• The problem: Locate the string "data" in the records below. Copy every line where it occurs.

• Record extracts:

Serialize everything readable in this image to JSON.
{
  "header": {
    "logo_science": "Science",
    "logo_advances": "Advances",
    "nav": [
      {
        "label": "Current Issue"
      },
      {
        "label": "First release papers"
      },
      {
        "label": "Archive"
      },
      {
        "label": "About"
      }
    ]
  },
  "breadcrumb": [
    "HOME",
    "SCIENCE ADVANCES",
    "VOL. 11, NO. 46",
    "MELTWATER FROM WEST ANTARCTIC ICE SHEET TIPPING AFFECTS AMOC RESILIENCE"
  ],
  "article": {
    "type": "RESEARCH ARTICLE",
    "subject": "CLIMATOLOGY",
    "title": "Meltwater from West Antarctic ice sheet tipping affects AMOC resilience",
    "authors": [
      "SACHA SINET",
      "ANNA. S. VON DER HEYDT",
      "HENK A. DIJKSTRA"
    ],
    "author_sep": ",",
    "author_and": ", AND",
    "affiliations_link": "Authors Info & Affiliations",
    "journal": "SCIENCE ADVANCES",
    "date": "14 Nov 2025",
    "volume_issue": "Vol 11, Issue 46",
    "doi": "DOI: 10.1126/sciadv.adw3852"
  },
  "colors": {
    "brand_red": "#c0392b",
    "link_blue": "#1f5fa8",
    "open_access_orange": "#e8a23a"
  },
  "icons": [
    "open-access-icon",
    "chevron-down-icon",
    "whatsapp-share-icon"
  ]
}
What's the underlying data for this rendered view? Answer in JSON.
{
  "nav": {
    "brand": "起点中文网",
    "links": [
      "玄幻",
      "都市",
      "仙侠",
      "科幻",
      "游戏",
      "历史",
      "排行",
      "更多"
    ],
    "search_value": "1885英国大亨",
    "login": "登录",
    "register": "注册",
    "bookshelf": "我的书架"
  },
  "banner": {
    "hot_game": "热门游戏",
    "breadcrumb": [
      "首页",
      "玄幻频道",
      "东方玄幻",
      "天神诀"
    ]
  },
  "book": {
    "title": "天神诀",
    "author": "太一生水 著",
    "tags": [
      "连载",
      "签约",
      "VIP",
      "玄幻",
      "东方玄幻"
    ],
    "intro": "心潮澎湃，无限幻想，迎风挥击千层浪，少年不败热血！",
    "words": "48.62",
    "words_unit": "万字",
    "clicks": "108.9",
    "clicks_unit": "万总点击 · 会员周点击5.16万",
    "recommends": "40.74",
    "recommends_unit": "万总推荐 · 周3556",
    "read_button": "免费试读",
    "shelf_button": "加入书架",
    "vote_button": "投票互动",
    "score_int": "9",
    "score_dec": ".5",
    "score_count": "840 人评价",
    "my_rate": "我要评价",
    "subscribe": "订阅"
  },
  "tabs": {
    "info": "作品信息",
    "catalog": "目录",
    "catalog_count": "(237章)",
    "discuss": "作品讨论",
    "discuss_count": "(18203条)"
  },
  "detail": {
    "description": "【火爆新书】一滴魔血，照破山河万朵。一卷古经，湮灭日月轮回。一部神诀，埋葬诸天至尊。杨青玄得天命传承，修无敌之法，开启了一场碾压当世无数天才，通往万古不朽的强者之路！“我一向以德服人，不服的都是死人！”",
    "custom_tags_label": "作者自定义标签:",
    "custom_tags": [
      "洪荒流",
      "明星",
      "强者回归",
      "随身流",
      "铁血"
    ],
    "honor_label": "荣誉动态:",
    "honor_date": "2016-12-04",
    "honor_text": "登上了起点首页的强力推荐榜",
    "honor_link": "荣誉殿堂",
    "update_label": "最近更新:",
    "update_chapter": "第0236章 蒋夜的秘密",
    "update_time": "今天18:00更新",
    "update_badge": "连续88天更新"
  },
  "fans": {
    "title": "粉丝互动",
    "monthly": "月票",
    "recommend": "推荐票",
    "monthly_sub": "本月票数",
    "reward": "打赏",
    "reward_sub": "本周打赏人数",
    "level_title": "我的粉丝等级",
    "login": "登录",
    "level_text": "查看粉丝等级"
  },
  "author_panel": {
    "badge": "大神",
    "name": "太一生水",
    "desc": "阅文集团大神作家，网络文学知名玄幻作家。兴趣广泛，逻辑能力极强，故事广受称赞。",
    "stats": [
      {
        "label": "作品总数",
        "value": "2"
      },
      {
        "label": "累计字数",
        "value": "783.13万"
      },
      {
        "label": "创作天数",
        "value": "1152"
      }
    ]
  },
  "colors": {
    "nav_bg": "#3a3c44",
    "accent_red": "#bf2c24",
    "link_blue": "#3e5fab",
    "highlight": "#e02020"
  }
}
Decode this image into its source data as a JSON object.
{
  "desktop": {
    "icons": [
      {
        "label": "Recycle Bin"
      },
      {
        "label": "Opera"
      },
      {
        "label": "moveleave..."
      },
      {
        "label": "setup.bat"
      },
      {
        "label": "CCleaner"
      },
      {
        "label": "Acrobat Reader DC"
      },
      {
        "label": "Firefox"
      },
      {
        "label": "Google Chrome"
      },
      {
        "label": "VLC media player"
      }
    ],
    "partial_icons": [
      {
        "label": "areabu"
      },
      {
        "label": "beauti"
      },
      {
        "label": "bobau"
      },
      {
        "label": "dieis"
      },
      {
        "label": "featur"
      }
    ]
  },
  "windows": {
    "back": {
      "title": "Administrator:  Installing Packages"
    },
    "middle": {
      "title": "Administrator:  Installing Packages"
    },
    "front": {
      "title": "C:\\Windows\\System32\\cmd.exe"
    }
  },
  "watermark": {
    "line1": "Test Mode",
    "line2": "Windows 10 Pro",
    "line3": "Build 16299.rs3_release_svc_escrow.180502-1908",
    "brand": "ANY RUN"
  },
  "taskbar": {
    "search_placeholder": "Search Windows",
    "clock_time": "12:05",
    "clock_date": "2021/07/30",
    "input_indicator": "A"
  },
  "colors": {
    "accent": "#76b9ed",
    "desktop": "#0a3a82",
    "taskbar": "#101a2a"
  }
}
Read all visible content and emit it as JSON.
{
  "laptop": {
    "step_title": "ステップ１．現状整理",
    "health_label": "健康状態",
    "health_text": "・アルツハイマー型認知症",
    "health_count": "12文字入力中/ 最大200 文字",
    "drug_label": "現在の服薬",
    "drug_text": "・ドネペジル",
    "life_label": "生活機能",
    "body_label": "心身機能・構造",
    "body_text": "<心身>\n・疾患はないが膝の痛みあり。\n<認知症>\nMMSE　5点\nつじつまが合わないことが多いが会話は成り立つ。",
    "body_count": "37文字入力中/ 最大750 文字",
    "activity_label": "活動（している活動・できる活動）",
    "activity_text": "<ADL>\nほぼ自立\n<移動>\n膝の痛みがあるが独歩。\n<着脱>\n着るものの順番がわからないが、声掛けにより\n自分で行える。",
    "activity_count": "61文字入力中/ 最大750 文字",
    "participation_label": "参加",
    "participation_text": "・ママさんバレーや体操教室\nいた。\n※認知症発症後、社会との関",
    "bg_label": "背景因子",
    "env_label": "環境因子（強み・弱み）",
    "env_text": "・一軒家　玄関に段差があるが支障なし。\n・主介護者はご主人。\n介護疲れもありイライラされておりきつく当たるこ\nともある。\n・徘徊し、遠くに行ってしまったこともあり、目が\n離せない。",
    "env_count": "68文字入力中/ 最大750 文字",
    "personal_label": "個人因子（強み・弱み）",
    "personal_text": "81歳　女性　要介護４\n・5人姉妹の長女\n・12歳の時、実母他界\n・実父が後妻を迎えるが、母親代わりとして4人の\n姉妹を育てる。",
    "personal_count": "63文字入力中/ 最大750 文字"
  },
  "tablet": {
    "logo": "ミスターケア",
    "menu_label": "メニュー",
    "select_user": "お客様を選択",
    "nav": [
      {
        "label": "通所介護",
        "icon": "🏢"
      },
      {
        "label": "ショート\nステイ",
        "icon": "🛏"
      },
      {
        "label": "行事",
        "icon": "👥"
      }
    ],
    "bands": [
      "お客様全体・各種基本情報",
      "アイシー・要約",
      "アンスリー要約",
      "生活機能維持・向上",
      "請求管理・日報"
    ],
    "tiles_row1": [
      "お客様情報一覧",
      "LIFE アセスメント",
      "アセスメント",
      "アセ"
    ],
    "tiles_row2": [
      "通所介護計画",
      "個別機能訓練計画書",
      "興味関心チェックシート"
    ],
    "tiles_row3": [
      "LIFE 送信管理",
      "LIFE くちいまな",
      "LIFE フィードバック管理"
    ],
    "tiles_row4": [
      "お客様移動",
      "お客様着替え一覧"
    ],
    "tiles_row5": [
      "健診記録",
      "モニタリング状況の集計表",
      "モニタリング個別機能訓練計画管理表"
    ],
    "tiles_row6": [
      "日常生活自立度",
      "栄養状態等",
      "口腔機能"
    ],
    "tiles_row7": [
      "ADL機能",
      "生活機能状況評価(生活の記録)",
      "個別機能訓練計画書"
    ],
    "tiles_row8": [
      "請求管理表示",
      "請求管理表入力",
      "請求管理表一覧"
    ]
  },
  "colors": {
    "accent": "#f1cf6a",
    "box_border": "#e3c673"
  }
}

• Task result:
What's the underlying data for this rendered view? Answer in JSON.
Decode this image into its source data as a JSON object.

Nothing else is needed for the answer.